◆ THE DATA
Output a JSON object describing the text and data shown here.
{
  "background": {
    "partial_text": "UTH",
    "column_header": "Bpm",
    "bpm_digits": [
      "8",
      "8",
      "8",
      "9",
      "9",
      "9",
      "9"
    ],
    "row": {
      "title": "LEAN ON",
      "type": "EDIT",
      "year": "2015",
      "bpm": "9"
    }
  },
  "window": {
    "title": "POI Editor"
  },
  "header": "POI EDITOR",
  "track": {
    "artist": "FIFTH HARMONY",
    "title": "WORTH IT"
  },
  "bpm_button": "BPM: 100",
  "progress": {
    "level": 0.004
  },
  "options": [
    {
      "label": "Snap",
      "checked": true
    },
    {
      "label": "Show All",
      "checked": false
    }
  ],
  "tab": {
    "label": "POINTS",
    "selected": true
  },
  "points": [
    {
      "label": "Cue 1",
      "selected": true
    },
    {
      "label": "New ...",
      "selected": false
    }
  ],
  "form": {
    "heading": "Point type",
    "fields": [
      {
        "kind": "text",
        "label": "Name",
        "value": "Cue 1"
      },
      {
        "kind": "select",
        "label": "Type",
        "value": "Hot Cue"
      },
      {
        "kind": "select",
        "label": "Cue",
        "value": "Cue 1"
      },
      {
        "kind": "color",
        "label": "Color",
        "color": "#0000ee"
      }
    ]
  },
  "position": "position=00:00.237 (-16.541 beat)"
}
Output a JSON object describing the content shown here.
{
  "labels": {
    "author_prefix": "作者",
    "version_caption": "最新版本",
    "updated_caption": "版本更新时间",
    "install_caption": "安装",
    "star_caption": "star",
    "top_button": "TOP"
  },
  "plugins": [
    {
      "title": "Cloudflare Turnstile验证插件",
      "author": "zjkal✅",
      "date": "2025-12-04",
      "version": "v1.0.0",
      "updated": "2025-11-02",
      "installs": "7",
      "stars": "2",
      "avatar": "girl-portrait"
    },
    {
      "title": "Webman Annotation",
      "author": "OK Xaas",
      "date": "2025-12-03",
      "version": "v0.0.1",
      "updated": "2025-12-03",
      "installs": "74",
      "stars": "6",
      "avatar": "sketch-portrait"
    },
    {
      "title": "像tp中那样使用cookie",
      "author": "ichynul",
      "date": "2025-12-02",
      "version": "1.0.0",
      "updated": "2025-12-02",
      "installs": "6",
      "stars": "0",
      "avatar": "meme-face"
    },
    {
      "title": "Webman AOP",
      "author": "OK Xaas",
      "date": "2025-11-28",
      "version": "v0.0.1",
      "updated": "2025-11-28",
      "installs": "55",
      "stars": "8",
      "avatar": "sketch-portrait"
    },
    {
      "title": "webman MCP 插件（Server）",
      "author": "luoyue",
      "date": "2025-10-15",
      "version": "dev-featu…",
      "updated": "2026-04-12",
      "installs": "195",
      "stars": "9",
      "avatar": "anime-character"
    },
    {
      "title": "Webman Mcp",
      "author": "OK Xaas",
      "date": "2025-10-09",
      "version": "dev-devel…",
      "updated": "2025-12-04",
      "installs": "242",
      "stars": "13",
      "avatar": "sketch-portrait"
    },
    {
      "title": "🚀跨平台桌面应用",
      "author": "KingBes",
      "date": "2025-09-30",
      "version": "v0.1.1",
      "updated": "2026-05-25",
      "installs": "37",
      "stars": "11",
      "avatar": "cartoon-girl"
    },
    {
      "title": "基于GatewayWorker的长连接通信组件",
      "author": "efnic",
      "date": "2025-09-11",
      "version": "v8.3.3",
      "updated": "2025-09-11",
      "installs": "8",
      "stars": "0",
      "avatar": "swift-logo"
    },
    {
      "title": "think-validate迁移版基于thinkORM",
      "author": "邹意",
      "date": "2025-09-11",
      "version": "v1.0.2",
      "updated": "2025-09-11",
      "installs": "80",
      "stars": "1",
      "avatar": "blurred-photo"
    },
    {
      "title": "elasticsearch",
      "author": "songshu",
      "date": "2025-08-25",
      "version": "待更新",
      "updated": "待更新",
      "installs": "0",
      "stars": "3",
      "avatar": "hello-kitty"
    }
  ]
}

◆ OBJECTIVE
Write every line of the material above again, exactly.

◆ ANSWER
Output a JSON object describing the text and data shown here.
{
  "background": {
    "partial_text": "UTH",
    "column_header": "Bpm",
    "bpm_digits": [
      "8",
      "8",
      "8",
      "9",
      "9",
      "9",
      "9"
    ],
    "row": {
      "title": "LEAN ON",
      "type": "EDIT",
      "year": "2015",
      "bpm": "9"
    }
  },
  "window": {
    "title": "POI Editor"
  },
  "header": "POI EDITOR",
  "track": {
    "artist": "FIFTH HARMONY",
    "title": "WORTH IT"
  },
  "bpm_button": "BPM: 100",
  "progress": {
    "level": 0.004
  },
  "options": [
    {
      "label": "Snap",
      "checked": true
    },
    {
      "label": "Show All",
      "checked": false
    }
  ],
  "tab": {
    "label": "POINTS",
    "selected": true
  },
  "points": [
    {
      "label": "Cue 1",
      "selected": true
    },
    {
      "label": "New ...",
      "selected": false
    }
  ],
  "form": {
    "heading": "Point type",
    "fields": [
      {
        "kind": "text",
        "label": "Name",
        "value": "Cue 1"
      },
      {
        "kind": "select",
        "label": "Type",
        "value": "Hot Cue"
      },
      {
        "kind": "select",
        "label": "Cue",
        "value": "Cue 1"
      },
      {
        "kind": "color",
        "label": "Color",
        "color": "#0000ee"
      }
    ]
  },
  "position": "position=00:00.237 (-16.541 beat)"
}
Output a JSON object describing the content shown here.
{
  "labels": {
    "author_prefix": "作者",
    "version_caption": "最新版本",
    "updated_caption": "版本更新时间",
    "install_caption": "安装",
    "star_caption": "star",
    "top_button": "TOP"
  },
  "plugins": [
    {
      "title": "Cloudflare Turnstile验证插件",
      "author": "zjkal✅",
      "date": "2025-12-04",
      "version": "v1.0.0",
      "updated": "2025-11-02",
      "installs": "7",
      "stars": "2",
      "avatar": "girl-portrait"
    },
    {
      "title": "Webman Annotation",
      "author": "OK Xaas",
      "date": "2025-12-03",
      "version": "v0.0.1",
      "updated": "2025-12-03",
      "installs": "74",
      "stars": "6",
      "avatar": "sketch-portrait"
    },
    {
      "title": "像tp中那样使用cookie",
      "author": "ichynul",
      "date": "2025-12-02",
      "version": "1.0.0",
      "updated": "2025-12-02",
      "installs": "6",
      "stars": "0",
      "avatar": "meme-face"
    },
    {
      "title": "Webman AOP",
      "author": "OK Xaas",
      "date": "2025-11-28",
      "version": "v0.0.1",
      "updated": "2025-11-28",
      "installs": "55",
      "stars": "8",
      "avatar": "sketch-portrait"
    },
    {
      "title": "webman MCP 插件（Server）",
      "author": "luoyue",
      "date": "2025-10-15",
      "version": "dev-featu…",
      "updated": "2026-04-12",
      "installs": "195",
      "stars": "9",
      "avatar": "anime-character"
    },
    {
      "title": "Webman Mcp",
      "author": "OK Xaas",
      "date": "2025-10-09",
      "version": "dev-devel…",
      "updated": "2025-12-04",
      "installs": "242",
      "stars": "13",
      "avatar": "sketch-portrait"
    },
    {
      "title": "🚀跨平台桌面应用",
      "author": "KingBes",
      "date": "2025-09-30",
      "version": "v0.1.1",
      "updated": "2026-05-25",
      "installs": "37",
      "stars": "11",
      "avatar": "cartoon-girl"
    },
    {
      "title": "基于GatewayWorker的长连接通信组件",
      "author": "efnic",
      "date": "2025-09-11",
      "version": "v8.3.3",
      "updated": "2025-09-11",
      "installs": "8",
      "stars": "0",
      "avatar": "swift-logo"
    },
    {
      "title": "think-validate迁移版基于thinkORM",
      "author": "邹意",
      "date": "2025-09-11",
      "version": "v1.0.2",
      "updated": "2025-09-11",
      "installs": "80",
      "stars": "1",
      "avatar": "blurred-photo"
    },
    {
      "title": "elasticsearch",
      "author": "songshu",
      "date": "2025-08-25",
      "version": "待更新",
      "updated": "待更新",
      "installs": "0",
      "stars": "3",
      "avatar": "hello-kitty"
    }
  ]
}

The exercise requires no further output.